-- Begin RECORDS FOR THE TASK --

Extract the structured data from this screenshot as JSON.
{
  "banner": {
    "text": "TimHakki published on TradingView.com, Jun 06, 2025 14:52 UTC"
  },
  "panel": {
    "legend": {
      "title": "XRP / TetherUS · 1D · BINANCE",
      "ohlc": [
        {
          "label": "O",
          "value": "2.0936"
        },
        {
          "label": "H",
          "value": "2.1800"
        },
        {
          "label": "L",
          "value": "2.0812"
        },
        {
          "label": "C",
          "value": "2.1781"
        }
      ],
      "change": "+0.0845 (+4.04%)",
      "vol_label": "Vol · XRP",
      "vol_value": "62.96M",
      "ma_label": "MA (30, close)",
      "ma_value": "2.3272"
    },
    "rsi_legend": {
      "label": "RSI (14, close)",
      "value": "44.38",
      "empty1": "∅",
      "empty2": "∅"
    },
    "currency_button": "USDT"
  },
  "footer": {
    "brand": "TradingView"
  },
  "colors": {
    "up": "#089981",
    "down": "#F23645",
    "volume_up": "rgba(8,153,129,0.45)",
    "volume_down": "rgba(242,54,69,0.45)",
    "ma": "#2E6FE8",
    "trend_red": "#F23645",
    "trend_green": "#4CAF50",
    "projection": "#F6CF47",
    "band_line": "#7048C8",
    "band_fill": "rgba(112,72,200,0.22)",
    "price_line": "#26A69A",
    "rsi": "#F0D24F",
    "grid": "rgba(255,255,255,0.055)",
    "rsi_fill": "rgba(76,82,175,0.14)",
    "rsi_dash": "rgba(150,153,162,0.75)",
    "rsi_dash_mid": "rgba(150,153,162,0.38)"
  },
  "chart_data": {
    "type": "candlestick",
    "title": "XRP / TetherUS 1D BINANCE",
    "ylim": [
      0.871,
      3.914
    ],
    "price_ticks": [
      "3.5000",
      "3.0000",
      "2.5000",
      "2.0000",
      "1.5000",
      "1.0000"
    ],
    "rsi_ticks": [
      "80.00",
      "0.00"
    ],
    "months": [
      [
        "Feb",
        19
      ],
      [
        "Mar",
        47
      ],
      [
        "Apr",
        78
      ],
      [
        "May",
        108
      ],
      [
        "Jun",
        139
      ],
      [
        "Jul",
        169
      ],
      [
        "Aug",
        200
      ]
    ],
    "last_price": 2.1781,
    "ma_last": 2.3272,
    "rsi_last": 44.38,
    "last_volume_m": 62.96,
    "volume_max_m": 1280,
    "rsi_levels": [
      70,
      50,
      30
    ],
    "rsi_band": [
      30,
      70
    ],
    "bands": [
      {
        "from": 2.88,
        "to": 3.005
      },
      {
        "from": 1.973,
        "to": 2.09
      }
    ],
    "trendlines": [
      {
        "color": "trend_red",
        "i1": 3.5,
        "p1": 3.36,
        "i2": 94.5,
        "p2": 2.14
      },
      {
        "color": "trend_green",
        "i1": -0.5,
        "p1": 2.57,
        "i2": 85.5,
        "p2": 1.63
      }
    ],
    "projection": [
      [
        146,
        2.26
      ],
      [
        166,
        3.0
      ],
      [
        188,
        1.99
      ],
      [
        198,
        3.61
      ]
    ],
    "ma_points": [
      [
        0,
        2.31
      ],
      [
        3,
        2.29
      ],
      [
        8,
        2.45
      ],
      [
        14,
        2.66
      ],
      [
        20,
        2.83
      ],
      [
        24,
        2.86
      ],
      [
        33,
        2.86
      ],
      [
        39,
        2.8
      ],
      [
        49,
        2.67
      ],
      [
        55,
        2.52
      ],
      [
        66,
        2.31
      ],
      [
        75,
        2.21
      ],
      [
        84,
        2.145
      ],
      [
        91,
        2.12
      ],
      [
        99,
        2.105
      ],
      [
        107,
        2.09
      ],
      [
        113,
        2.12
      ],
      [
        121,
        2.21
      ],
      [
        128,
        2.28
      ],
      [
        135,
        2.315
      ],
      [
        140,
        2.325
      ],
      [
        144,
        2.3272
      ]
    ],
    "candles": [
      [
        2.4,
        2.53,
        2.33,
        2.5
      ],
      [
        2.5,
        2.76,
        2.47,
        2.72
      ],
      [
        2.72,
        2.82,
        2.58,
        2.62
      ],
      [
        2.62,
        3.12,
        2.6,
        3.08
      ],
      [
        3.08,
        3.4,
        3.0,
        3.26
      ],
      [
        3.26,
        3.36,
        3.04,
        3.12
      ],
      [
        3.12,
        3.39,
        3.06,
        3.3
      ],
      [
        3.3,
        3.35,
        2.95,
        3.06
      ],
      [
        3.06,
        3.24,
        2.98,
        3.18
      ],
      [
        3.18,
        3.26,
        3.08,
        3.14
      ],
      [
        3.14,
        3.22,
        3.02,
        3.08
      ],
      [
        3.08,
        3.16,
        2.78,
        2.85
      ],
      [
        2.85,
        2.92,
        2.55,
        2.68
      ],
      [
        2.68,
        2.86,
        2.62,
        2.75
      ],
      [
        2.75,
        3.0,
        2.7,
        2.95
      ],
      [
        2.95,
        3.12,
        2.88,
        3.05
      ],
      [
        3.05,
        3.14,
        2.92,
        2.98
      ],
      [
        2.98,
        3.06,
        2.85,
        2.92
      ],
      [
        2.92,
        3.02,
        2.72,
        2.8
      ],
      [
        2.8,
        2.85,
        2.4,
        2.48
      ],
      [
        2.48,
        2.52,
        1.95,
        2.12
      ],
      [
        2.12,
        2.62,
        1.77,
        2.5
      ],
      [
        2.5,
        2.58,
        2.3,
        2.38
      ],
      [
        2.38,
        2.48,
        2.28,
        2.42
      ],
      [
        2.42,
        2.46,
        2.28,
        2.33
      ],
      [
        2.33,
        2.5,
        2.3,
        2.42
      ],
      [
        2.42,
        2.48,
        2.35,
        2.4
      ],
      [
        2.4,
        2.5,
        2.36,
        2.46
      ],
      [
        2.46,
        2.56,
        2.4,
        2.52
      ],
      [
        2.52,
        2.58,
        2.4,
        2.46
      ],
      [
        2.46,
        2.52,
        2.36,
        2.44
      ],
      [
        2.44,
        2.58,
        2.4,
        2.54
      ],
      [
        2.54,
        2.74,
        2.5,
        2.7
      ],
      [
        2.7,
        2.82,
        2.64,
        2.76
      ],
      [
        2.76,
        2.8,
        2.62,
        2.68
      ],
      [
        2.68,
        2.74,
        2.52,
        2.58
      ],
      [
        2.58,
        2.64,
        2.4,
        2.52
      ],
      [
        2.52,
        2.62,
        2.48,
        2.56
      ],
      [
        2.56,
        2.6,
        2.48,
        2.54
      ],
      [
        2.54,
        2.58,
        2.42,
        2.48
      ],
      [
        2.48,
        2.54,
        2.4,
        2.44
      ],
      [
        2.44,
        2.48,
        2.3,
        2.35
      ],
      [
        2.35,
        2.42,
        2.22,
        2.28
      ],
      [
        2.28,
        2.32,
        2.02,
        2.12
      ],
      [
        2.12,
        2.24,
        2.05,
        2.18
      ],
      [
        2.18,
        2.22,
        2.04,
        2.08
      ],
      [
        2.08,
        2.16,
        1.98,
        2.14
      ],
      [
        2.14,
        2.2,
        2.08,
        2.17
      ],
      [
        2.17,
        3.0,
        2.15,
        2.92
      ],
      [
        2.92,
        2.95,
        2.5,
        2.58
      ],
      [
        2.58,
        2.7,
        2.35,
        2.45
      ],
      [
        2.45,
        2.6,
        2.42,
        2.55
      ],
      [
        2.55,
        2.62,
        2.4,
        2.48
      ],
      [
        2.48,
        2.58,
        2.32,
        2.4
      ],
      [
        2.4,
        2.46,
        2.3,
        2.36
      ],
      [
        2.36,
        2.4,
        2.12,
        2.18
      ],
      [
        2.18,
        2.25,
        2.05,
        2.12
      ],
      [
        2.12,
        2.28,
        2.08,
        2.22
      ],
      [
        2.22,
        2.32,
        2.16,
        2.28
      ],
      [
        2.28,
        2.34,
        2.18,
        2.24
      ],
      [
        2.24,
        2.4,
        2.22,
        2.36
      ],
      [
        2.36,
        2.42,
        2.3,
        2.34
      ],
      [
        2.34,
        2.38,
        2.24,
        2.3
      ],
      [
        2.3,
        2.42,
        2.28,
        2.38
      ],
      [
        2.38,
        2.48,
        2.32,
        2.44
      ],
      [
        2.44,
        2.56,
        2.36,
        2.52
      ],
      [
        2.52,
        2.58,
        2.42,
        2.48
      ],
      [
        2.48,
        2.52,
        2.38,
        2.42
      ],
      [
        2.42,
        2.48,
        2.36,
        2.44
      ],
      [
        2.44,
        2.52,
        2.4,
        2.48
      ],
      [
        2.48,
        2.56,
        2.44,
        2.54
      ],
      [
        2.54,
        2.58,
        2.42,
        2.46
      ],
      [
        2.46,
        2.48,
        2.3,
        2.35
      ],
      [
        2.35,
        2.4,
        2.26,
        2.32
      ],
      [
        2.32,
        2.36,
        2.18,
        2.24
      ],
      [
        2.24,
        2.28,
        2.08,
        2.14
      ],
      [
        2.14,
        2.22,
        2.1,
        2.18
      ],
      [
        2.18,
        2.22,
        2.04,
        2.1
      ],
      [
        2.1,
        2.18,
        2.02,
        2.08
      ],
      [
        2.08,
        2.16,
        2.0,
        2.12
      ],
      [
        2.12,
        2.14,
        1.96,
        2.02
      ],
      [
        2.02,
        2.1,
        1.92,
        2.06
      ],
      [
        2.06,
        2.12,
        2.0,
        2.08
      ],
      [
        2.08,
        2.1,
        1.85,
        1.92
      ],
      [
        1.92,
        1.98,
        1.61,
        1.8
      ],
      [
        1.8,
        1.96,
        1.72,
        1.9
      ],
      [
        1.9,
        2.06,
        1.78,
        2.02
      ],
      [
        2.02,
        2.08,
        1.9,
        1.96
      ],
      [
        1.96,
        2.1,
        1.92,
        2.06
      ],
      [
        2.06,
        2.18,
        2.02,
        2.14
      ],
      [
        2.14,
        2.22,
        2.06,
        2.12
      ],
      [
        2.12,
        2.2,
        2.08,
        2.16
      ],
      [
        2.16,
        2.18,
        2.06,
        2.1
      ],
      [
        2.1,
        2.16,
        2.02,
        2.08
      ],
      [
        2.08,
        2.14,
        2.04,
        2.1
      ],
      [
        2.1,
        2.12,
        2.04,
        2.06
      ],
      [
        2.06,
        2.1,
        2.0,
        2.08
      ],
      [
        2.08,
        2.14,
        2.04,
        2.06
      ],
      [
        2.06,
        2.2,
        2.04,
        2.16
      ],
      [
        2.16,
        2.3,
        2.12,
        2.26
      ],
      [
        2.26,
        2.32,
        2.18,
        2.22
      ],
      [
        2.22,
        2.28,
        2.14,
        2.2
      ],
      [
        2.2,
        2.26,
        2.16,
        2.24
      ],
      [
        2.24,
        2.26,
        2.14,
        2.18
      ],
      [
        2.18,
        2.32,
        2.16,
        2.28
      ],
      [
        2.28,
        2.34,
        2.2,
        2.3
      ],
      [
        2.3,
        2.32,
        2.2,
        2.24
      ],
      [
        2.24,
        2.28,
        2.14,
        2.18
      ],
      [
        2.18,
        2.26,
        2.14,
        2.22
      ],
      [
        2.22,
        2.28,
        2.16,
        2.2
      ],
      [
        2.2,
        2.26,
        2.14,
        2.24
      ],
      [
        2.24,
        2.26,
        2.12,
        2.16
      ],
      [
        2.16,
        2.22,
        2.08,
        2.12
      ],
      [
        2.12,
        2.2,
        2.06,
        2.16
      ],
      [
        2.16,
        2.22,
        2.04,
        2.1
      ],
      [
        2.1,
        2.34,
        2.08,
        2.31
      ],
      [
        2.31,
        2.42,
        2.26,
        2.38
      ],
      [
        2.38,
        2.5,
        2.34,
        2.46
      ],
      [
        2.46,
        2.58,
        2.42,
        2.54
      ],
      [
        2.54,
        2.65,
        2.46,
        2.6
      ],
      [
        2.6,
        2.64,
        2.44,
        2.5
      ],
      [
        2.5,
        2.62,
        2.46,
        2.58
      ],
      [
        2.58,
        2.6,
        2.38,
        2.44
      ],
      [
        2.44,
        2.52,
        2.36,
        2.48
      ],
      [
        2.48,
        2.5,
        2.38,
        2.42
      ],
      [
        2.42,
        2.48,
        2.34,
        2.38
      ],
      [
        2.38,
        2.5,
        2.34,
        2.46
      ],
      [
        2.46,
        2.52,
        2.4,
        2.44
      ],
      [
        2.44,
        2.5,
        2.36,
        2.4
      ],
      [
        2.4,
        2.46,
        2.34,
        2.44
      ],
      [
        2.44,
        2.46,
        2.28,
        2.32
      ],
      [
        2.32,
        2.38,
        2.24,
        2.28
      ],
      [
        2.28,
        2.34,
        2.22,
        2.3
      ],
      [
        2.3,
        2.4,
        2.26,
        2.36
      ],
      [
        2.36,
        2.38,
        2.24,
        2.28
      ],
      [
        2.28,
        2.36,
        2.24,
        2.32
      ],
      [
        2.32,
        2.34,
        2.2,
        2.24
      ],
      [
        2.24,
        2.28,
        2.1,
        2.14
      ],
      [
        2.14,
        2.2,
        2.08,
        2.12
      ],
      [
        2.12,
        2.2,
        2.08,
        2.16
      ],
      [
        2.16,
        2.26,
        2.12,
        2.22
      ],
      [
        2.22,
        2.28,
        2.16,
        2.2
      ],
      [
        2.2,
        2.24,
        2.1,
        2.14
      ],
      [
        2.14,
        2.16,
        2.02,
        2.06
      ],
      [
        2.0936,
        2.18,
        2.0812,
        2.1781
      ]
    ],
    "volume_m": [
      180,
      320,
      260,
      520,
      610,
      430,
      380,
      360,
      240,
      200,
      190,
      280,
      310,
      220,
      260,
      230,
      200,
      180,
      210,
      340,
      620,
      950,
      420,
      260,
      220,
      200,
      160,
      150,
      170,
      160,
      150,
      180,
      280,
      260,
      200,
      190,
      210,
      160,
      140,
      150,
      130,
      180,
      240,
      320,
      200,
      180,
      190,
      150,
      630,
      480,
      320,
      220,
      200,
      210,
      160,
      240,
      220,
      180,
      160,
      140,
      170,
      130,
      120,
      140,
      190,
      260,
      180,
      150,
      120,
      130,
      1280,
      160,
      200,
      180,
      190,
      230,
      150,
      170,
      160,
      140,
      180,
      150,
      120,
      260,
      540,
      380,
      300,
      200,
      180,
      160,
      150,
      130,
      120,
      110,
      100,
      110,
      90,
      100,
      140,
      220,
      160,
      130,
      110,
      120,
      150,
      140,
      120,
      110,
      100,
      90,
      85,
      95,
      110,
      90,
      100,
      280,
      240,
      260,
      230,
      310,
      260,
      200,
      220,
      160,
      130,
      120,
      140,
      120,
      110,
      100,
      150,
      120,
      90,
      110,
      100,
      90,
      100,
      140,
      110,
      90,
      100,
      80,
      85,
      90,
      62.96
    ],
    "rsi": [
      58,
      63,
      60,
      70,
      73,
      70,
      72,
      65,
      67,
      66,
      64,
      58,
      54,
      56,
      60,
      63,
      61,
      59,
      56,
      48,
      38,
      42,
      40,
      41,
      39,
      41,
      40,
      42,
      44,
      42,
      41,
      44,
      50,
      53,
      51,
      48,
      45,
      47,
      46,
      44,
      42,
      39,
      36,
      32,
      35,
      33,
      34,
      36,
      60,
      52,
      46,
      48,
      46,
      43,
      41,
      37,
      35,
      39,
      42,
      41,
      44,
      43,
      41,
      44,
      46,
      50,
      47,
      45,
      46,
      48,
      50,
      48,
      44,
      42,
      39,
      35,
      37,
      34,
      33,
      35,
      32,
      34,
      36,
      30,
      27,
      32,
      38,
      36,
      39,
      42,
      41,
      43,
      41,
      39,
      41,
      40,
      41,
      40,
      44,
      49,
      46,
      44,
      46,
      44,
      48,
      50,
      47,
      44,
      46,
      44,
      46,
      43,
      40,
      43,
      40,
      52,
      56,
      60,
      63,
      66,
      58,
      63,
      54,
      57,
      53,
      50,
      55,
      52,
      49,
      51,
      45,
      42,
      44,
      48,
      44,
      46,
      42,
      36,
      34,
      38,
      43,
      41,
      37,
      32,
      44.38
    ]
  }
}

-- End RECORDS FOR THE TASK --

● WORK REQUIRED
Copy out all lines above that include the string "close".

● ANSWER TO THE EXERCISE
      "ma_label": "MA (30, close)",
      "label": "RSI (14, close)",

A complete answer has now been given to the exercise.